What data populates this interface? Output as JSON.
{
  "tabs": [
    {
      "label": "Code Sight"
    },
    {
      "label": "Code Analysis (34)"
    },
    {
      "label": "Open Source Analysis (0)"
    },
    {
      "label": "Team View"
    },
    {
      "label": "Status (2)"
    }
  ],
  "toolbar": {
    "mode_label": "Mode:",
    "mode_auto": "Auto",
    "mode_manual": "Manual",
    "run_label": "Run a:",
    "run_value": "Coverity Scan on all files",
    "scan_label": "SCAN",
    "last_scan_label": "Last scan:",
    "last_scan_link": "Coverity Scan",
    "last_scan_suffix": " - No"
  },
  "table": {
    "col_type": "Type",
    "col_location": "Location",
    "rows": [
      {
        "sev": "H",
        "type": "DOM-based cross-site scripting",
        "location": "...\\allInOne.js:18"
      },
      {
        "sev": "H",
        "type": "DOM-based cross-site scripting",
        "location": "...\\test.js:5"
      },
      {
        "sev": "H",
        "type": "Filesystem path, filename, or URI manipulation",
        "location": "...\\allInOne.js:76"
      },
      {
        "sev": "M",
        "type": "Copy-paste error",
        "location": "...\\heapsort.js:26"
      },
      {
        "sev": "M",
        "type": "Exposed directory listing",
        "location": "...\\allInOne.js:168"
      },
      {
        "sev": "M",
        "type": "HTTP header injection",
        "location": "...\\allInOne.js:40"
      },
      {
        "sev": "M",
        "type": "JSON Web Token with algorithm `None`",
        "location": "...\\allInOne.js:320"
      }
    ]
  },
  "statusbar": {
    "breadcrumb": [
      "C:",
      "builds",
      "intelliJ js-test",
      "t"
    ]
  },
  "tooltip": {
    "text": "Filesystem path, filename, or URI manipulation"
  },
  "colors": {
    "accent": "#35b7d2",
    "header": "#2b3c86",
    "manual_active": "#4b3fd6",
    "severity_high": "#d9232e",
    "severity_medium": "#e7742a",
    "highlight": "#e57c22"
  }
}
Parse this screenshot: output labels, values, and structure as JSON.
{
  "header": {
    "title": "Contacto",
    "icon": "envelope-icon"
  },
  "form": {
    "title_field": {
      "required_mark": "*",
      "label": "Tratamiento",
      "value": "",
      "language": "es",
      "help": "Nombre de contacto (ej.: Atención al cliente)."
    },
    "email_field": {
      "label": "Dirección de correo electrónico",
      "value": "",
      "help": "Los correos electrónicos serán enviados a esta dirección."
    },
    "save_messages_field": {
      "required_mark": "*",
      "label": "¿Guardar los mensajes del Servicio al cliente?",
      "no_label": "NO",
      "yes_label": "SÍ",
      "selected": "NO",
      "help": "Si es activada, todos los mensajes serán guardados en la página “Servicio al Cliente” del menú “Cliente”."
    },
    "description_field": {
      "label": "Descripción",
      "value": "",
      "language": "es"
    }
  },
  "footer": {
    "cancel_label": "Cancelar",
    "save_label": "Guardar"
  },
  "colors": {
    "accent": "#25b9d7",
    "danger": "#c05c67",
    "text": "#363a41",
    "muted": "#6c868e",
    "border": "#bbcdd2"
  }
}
——————
List all lines above in which the string "header" appears.

FULL RESPONSE:
        "type": "HTTP header injection",
    "header": "#2b3c86",
  "header": {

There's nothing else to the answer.